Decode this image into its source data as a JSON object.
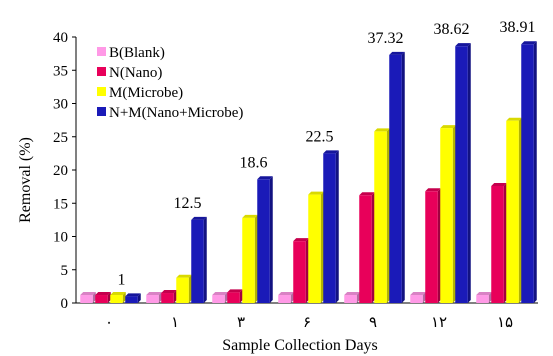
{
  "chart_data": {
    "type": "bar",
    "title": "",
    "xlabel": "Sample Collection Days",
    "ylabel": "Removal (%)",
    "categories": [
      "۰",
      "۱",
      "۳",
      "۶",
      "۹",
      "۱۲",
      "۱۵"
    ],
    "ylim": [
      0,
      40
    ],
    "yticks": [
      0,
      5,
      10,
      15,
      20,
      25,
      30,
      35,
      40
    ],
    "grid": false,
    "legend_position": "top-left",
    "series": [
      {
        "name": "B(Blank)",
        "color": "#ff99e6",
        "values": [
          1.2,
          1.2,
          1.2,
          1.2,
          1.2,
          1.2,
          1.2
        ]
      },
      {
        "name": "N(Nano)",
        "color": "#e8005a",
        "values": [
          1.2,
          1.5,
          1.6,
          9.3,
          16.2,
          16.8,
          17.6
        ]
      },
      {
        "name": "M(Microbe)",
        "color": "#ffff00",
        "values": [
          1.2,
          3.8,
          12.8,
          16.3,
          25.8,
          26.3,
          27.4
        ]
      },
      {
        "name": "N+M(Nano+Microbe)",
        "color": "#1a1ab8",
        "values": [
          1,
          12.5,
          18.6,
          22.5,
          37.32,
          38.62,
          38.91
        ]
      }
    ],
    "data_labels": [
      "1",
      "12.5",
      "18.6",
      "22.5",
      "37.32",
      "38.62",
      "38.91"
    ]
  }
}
^^^^
WHAT IS ASKED: Which lines contain the word "name"? Copy each of them.

EXERCISE ANSWER:
        "name": "B(Blank)",
        "name": "N(Nano)",
        "name": "M(Microbe)",
        "name": "N+M(Nano+Microbe)",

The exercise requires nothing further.